## START Dataset rows

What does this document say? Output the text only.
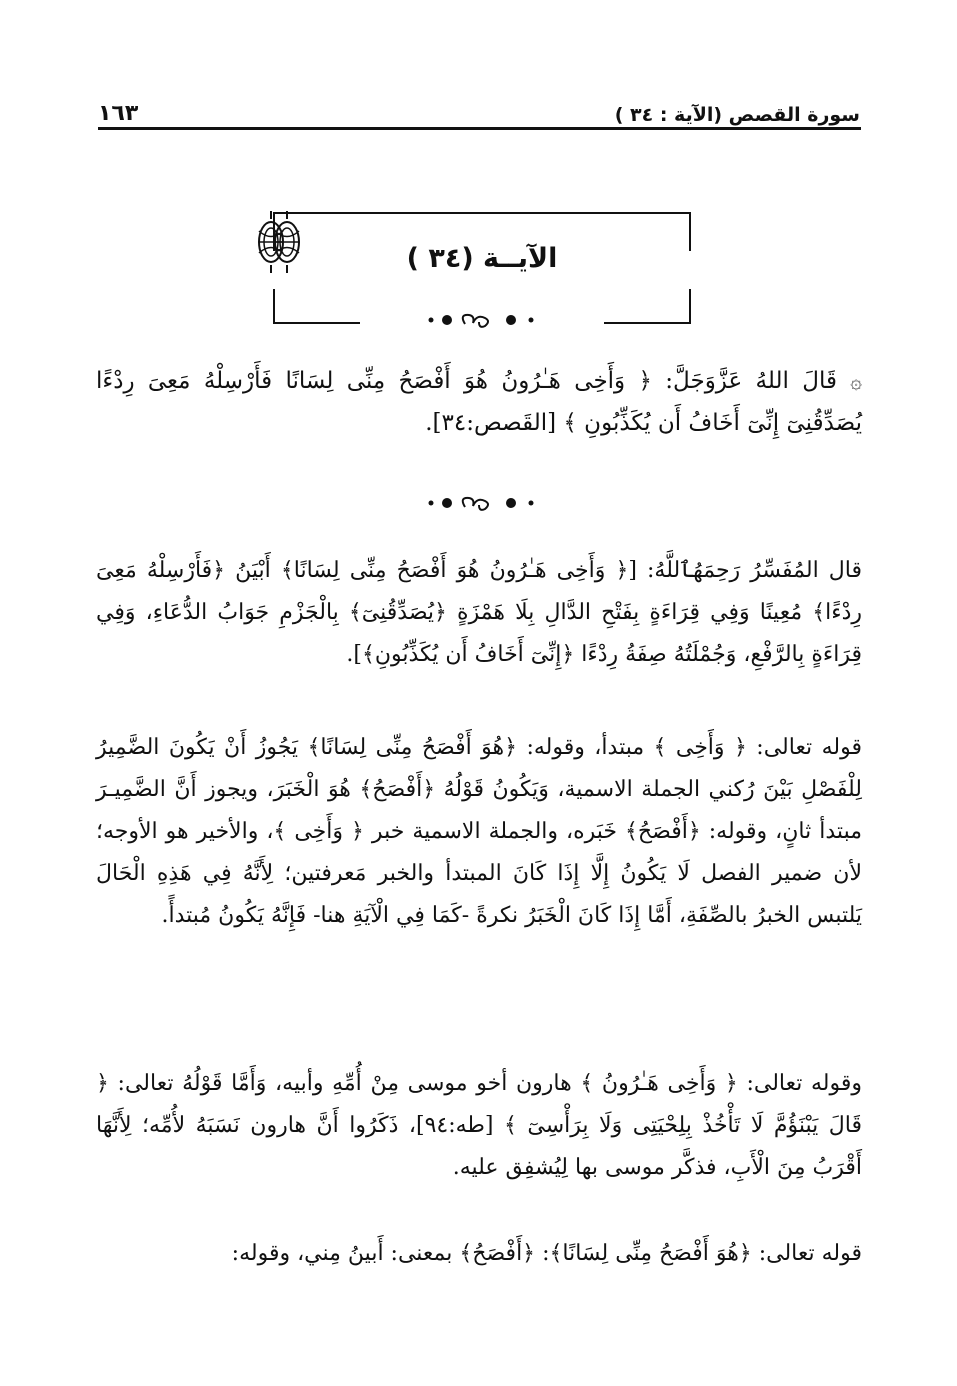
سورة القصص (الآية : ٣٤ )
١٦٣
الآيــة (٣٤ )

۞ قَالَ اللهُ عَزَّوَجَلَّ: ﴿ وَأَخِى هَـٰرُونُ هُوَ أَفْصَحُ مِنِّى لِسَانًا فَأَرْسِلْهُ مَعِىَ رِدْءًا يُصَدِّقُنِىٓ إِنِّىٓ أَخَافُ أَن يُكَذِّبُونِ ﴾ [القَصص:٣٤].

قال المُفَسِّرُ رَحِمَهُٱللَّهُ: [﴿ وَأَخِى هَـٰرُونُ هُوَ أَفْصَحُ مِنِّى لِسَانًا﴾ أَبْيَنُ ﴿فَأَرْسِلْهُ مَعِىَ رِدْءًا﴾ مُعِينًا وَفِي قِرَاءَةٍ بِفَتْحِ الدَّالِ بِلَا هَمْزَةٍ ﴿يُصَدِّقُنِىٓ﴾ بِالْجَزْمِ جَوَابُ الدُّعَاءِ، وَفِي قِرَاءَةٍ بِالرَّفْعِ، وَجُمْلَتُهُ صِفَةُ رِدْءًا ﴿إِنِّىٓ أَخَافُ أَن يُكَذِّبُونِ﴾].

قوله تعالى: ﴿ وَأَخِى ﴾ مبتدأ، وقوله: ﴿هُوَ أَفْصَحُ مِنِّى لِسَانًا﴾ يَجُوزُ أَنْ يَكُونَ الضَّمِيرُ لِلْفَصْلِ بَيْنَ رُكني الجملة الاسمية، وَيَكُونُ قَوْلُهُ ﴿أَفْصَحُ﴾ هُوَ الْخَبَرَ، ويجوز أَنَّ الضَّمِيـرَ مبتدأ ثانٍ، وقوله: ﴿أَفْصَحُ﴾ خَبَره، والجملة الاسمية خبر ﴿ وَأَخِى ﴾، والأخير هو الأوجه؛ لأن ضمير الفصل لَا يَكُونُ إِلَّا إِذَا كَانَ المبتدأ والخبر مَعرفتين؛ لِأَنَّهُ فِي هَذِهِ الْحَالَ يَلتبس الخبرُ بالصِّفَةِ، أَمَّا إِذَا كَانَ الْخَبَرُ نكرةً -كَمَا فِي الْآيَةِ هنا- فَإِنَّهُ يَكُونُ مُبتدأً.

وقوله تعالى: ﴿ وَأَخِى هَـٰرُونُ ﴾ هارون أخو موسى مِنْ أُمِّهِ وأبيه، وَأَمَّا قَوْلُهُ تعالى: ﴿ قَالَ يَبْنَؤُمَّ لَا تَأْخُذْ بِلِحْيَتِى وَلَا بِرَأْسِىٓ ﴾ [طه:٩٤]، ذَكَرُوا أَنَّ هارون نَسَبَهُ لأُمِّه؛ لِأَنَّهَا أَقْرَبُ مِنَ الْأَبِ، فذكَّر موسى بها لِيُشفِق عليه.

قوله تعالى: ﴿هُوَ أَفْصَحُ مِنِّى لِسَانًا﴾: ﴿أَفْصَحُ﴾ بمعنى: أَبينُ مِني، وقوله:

## END Dataset rows
## START Dataset rows

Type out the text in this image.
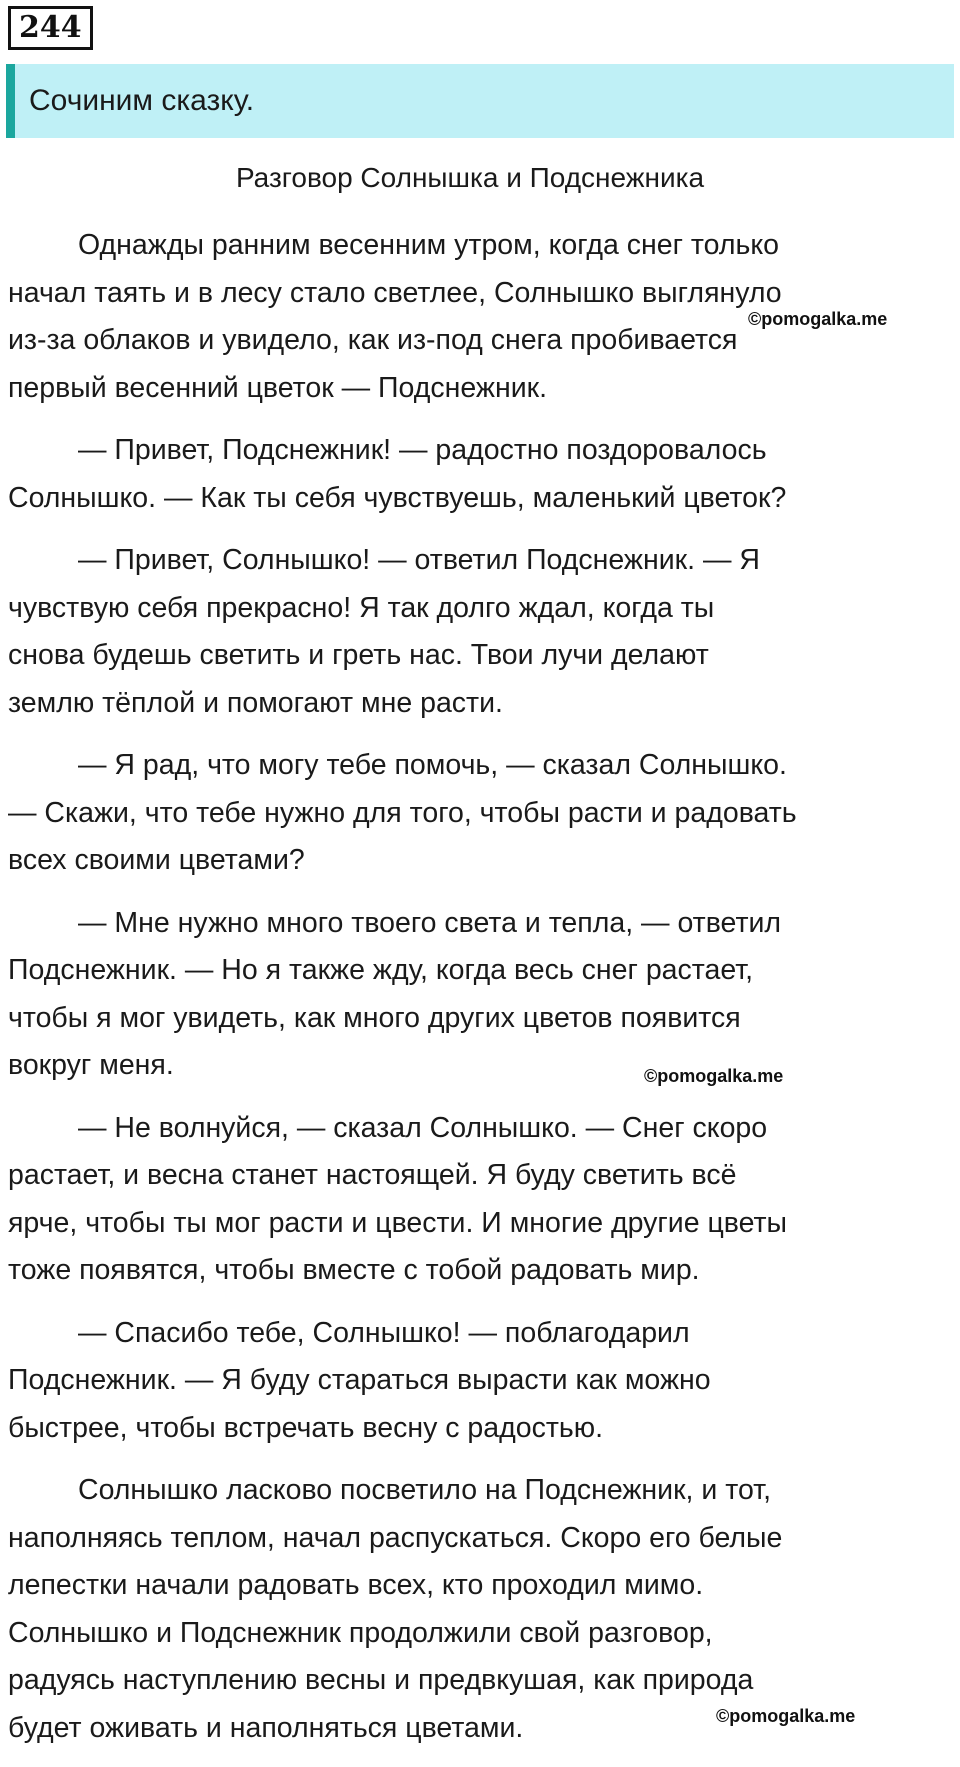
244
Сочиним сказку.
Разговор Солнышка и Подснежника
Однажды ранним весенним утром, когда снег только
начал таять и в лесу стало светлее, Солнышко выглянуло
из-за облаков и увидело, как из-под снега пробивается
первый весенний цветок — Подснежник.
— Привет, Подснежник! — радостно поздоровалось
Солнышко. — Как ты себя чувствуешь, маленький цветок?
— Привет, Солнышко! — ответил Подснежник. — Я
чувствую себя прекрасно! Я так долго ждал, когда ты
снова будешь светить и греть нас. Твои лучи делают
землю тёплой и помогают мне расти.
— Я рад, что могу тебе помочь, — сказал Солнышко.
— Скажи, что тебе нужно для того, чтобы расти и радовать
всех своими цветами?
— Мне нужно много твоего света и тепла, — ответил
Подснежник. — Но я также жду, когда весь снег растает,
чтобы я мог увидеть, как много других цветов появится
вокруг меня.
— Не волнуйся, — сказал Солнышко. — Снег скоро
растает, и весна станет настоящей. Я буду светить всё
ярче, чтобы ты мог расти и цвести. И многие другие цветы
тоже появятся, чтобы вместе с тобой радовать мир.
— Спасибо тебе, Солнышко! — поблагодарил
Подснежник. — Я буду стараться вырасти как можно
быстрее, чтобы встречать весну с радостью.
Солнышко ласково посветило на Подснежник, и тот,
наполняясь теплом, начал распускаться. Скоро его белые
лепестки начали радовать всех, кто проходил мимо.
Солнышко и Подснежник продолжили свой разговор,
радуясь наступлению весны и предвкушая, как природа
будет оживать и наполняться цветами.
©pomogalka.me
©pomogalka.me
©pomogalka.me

## END Dataset rows
## START Dataset rows

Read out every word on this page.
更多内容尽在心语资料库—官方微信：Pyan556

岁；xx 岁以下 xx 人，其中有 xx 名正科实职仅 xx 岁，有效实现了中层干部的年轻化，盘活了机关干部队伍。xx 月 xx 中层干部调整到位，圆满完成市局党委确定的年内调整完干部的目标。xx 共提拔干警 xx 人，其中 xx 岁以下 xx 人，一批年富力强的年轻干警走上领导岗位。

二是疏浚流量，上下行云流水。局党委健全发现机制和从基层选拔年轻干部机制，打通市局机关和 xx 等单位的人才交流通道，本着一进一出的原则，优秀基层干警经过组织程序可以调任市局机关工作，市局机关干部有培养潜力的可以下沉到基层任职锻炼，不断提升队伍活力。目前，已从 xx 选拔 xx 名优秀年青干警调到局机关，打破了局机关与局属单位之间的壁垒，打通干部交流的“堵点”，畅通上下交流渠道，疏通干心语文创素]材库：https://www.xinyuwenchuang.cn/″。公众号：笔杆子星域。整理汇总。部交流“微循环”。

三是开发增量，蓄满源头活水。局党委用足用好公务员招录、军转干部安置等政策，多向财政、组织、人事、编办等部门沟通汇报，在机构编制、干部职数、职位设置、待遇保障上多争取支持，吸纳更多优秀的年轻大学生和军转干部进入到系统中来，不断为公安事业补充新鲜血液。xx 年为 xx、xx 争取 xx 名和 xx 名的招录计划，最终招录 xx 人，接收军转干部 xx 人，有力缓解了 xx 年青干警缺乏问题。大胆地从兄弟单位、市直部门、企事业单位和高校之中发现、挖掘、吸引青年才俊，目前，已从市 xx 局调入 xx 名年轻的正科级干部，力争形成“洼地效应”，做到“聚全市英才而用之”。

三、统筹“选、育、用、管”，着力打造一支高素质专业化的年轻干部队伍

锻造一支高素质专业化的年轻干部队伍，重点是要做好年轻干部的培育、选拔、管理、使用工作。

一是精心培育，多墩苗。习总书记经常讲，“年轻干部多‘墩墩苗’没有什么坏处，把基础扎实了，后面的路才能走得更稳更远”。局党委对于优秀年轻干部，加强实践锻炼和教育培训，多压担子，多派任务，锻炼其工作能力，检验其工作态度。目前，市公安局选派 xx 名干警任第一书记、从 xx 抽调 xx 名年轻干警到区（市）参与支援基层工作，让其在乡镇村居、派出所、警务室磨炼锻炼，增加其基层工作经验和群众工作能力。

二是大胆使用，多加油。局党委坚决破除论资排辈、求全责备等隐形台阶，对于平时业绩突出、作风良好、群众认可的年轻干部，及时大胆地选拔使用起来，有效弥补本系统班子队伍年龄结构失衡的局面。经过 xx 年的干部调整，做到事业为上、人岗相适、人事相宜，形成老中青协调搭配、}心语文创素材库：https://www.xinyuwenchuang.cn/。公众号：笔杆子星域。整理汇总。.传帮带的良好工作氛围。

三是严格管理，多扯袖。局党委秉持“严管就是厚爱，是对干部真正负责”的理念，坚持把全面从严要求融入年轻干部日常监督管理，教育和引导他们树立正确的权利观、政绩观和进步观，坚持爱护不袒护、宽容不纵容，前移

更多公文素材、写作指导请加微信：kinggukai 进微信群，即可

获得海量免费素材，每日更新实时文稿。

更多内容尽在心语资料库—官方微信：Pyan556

## END Dataset rows

**Stated task**. In the records above, find each line holding "ответил" and copy it.

**Reply to the exercise**.
— Привет, Солнышко! — ответил Подснежник. — Я
— Мне нужно много твоего света и тепла, — ответил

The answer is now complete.